** Begin INPUT DATA **

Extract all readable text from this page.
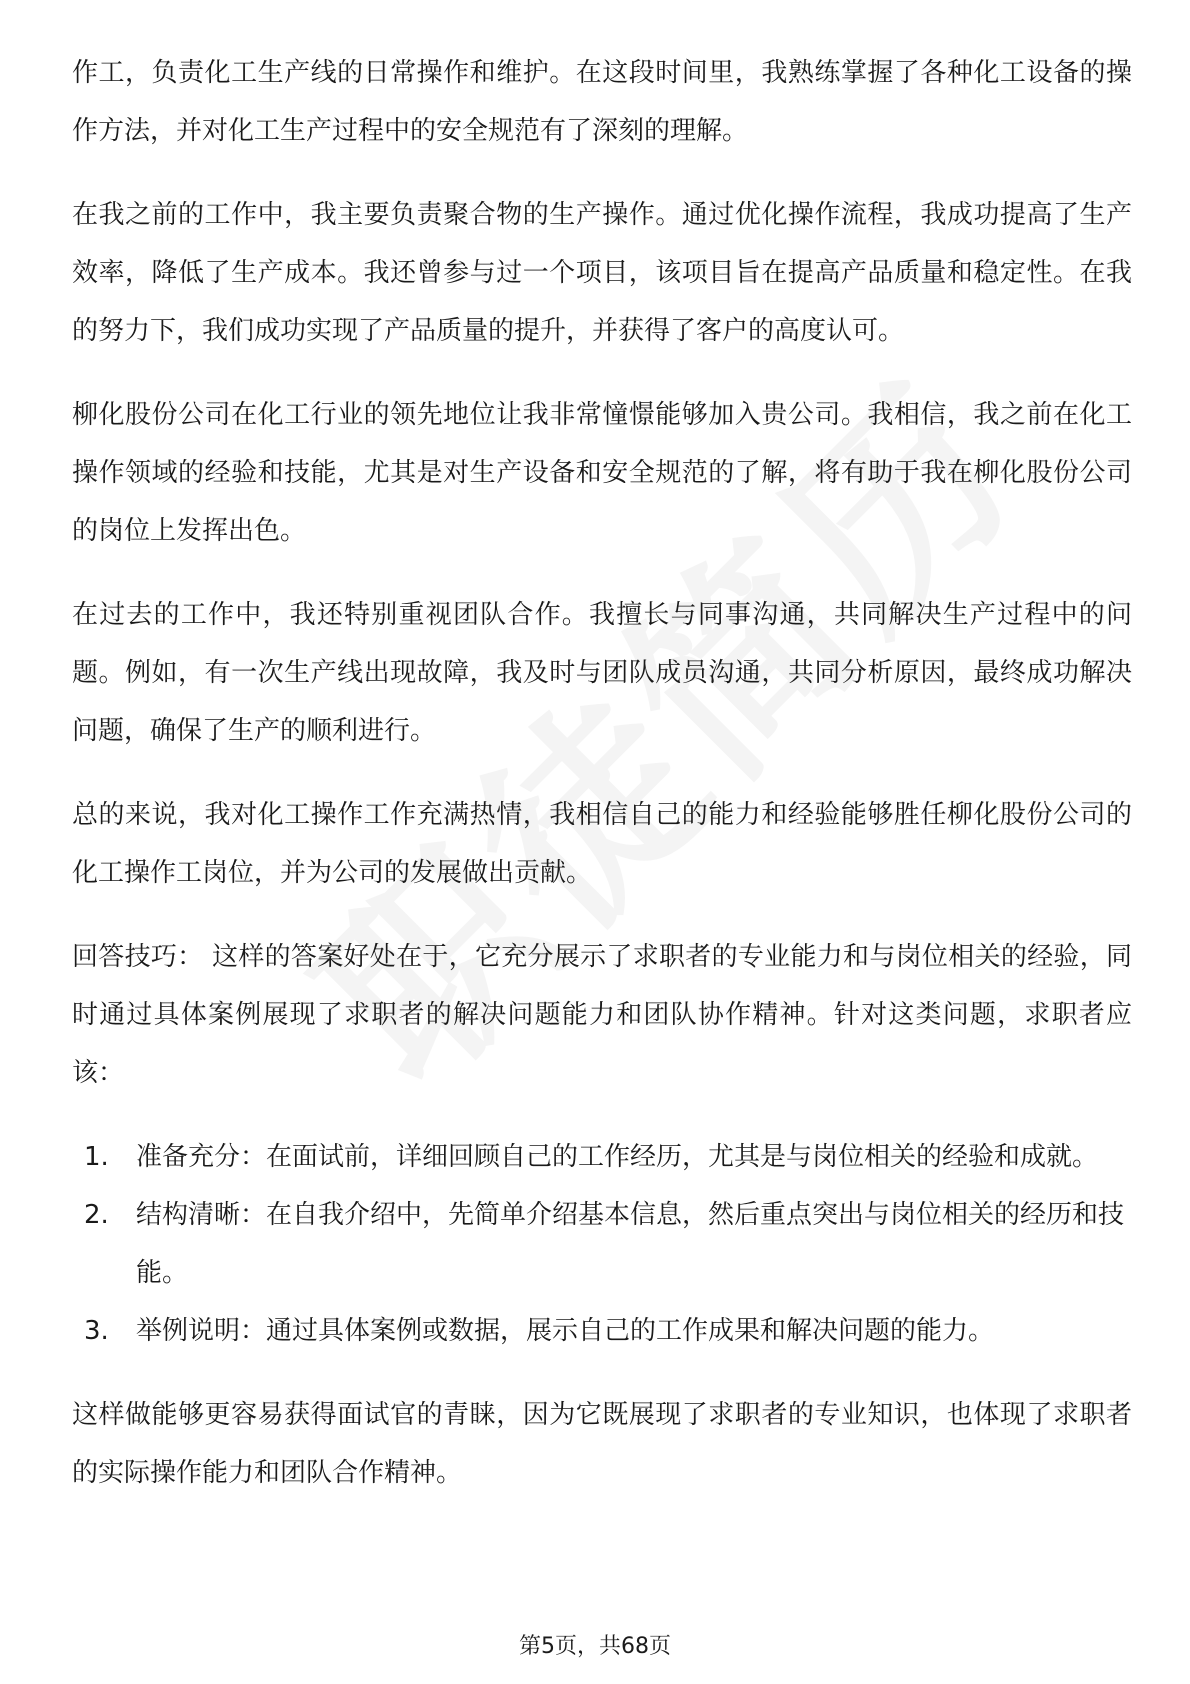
作工，负责化工生产线的日常操作和维护。在这段时间里，我熟练掌握了各种化工设备的操作方法，并对化工生产过程中的安全规范有了深刻的理解。

在我之前的工作中，我主要负责聚合物的生产操作。通过优化操作流程，我成功提高了生产效率，降低了生产成本。我还曾参与过一个项目，该项目旨在提高产品质量和稳定性。在我的努力下，我们成功实现了产品质量的提升，并获得了客户的高度认可。

柳化股份公司在化工行业的领先地位让我非常憧憬能够加入贵公司。我相信，我之前在化工操作领域的经验和技能，尤其是对生产设备和安全规范的了解，将有助于我在柳化股份公司的岗位上发挥出色。

在过去的工作中，我还特别重视团队合作。我擅长与同事沟通，共同解决生产过程中的问题。例如，有一次生产线出现故障，我及时与团队成员沟通，共同分析原因，最终成功解决问题，确保了生产的顺利进行。

总的来说，我对化工操作工作充满热情，我相信自己的能力和经验能够胜任柳化股份公司的化工操作工岗位，并为公司的发展做出贡献。

回答技巧： 这样的答案好处在于，它充分展示了求职者的专业能力和与岗位相关的经验，同时通过具体案例展现了求职者的解决问题能力和团队协作精神。针对这类问题，求职者应该：

1. 准备充分：在面试前，详细回顾自己的工作经历，尤其是与岗位相关的经验和成就。
2. 结构清晰：在自我介绍中，先简单介绍基本信息，然后重点突出与岗位相关的经历和技能。
3. 举例说明：通过具体案例或数据，展示自己的工作成果和解决问题的能力。

这样做能够更容易获得面试官的青睐，因为它既展现了求职者的专业知识，也体现了求职者的实际操作能力和团队合作精神。

第5页，共68页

** End INPUT DATA **

#### [EXERCISE INSTRUCTIONS]
Return each line of the data, keeping its wording exact and omitting pictures.

#### [TASK RESULT]
Extract all readable text from this page.
作工，负责化工生产线的日常操作和维护。在这段时间里，我熟练掌握了各种化工设备的操作方法，并对化工生产过程中的安全规范有了深刻的理解。

在我之前的工作中，我主要负责聚合物的生产操作。通过优化操作流程，我成功提高了生产效率，降低了生产成本。我还曾参与过一个项目，该项目旨在提高产品质量和稳定性。在我的努力下，我们成功实现了产品质量的提升，并获得了客户的高度认可。

柳化股份公司在化工行业的领先地位让我非常憧憬能够加入贵公司。我相信，我之前在化工操作领域的经验和技能，尤其是对生产设备和安全规范的了解，将有助于我在柳化股份公司的岗位上发挥出色。

在过去的工作中，我还特别重视团队合作。我擅长与同事沟通，共同解决生产过程中的问题。例如，有一次生产线出现故障，我及时与团队成员沟通，共同分析原因，最终成功解决问题，确保了生产的顺利进行。

总的来说，我对化工操作工作充满热情，我相信自己的能力和经验能够胜任柳化股份公司的化工操作工岗位，并为公司的发展做出贡献。

回答技巧： 这样的答案好处在于，它充分展示了求职者的专业能力和与岗位相关的经验，同时通过具体案例展现了求职者的解决问题能力和团队协作精神。针对这类问题，求职者应该：

1. 准备充分：在面试前，详细回顾自己的工作经历，尤其是与岗位相关的经验和成就。
2. 结构清晰：在自我介绍中，先简单介绍基本信息，然后重点突出与岗位相关的经历和技能。
3. 举例说明：通过具体案例或数据，展示自己的工作成果和解决问题的能力。

这样做能够更容易获得面试官的青睐，因为它既展现了求职者的专业知识，也体现了求职者的实际操作能力和团队合作精神。

第5页，共68页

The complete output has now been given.